## BEGIN
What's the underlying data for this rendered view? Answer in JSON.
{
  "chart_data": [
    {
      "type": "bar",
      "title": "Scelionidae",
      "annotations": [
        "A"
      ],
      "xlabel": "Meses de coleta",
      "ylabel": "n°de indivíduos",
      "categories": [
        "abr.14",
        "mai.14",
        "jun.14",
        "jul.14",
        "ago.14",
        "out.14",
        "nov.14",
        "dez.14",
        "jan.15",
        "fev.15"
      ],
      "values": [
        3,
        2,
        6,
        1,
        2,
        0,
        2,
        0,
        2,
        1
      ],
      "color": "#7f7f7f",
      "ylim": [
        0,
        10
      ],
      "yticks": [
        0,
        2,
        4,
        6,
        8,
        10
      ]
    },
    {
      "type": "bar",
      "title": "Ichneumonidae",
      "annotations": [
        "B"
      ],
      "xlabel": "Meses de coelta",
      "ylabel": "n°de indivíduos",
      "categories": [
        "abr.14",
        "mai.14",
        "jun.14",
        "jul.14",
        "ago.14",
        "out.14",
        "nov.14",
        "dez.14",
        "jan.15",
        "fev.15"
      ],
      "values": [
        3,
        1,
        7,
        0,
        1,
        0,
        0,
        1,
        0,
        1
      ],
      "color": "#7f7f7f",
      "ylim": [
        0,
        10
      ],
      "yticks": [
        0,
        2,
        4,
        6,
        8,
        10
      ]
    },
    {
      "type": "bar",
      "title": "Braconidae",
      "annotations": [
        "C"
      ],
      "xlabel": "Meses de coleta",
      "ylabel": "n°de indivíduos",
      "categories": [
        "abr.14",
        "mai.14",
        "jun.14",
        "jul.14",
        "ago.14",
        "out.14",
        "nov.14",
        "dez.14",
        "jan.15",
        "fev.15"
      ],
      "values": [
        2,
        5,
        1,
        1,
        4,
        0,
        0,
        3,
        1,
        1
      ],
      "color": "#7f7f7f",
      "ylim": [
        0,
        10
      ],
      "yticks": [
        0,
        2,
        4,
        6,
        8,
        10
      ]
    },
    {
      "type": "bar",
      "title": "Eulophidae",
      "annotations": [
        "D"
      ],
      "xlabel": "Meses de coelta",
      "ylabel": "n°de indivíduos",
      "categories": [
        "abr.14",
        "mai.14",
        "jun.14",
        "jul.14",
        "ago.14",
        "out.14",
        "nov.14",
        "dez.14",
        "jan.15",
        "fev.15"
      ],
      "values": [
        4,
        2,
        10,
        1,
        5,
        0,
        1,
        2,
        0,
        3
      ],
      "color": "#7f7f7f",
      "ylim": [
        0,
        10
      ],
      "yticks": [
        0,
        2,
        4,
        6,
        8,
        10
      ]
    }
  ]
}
## END
## BEGIN
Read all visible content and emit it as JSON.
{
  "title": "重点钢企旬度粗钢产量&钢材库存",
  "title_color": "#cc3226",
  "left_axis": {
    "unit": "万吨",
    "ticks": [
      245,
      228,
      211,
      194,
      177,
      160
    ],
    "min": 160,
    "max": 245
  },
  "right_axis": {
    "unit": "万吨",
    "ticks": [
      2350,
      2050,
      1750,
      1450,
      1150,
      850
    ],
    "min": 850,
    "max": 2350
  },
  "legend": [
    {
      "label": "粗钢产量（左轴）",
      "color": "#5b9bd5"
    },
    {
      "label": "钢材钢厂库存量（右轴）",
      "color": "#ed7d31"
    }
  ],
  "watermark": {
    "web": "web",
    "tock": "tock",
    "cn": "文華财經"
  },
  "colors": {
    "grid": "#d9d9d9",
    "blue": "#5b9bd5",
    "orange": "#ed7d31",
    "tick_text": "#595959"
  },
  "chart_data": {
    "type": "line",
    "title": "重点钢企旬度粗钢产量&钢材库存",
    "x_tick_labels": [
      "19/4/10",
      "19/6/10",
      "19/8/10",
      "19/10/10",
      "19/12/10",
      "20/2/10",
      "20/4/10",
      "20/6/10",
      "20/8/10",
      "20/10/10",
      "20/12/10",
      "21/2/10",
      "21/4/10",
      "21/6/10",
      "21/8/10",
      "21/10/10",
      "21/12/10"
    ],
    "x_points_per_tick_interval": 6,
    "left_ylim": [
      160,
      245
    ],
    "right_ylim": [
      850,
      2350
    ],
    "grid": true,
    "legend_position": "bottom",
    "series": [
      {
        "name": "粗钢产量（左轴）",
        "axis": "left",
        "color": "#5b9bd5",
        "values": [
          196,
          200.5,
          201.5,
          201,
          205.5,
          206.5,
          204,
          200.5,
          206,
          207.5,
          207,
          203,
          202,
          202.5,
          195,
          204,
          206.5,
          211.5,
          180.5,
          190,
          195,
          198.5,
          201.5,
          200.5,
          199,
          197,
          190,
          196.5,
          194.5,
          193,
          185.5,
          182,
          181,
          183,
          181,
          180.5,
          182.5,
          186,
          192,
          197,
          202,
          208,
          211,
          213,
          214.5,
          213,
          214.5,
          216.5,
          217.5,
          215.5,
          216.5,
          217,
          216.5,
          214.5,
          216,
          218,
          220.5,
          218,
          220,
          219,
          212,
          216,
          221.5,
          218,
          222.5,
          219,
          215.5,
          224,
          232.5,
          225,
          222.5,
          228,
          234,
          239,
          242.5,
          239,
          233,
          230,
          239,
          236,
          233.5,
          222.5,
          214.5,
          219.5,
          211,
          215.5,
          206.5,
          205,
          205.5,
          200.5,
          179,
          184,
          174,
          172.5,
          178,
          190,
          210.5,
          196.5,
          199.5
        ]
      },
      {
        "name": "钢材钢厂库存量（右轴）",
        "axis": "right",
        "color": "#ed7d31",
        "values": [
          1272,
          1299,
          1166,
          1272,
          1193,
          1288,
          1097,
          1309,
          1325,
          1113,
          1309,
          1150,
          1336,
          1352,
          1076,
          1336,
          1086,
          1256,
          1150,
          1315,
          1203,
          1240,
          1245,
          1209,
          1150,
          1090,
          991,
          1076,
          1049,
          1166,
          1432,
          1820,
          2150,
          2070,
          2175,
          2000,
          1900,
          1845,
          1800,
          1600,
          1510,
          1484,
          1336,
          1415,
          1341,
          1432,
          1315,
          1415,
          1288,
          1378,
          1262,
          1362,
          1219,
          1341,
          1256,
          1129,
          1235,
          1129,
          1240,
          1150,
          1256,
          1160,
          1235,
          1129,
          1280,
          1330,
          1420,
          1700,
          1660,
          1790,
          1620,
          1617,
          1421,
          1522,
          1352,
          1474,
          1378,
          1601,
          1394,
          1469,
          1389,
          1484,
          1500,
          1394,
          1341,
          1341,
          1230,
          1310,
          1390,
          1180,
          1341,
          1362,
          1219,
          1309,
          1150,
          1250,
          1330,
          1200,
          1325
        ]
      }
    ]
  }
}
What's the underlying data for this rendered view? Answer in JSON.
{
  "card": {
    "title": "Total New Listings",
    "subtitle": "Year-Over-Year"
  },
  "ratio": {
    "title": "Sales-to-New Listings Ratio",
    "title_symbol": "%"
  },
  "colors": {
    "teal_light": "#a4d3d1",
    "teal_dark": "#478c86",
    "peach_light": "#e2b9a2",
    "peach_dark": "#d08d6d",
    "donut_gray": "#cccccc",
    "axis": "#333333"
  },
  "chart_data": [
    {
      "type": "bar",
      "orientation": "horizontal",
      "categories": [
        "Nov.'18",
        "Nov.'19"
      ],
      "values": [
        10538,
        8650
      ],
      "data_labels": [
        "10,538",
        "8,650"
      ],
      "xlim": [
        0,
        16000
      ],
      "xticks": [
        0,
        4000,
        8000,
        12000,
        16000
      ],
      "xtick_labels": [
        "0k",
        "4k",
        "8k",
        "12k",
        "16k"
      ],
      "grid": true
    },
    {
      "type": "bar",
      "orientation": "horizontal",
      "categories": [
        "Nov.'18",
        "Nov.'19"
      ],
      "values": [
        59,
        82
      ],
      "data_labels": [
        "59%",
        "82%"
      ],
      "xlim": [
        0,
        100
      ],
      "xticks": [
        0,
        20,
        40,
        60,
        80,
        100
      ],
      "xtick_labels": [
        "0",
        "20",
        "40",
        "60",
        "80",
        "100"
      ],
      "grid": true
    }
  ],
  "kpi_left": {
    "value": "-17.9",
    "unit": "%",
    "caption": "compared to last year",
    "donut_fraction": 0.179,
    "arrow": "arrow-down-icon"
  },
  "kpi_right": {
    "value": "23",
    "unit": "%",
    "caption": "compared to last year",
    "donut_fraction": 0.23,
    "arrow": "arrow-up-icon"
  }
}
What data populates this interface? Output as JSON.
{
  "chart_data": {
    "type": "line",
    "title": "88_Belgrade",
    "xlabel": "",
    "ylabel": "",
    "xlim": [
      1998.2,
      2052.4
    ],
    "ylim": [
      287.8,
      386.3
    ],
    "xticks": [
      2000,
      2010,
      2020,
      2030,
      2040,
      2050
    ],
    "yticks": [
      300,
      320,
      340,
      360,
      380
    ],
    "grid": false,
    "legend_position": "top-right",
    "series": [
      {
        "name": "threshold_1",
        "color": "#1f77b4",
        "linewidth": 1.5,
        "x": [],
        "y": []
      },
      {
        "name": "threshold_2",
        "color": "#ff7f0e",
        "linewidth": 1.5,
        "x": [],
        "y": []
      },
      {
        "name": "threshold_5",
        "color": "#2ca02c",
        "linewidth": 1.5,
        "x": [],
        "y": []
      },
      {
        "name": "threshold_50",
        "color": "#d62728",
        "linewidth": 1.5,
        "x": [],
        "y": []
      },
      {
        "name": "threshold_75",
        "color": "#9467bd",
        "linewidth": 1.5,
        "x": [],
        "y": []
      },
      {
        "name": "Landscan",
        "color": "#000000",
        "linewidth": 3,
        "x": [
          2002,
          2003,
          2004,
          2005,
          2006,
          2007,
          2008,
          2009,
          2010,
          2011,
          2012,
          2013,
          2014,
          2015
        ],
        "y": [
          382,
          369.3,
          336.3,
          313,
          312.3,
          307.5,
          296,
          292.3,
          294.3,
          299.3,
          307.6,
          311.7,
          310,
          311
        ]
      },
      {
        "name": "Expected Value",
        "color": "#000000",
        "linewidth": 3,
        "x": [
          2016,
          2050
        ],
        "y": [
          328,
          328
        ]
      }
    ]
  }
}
## END
* EXERCISE REQUIREMENTS: Select, from the listing, all lines that include the word "arrow".

* PROBLEM SOLUTION:
    "arrow": "arrow-down-icon"
    "arrow": "arrow-up-icon"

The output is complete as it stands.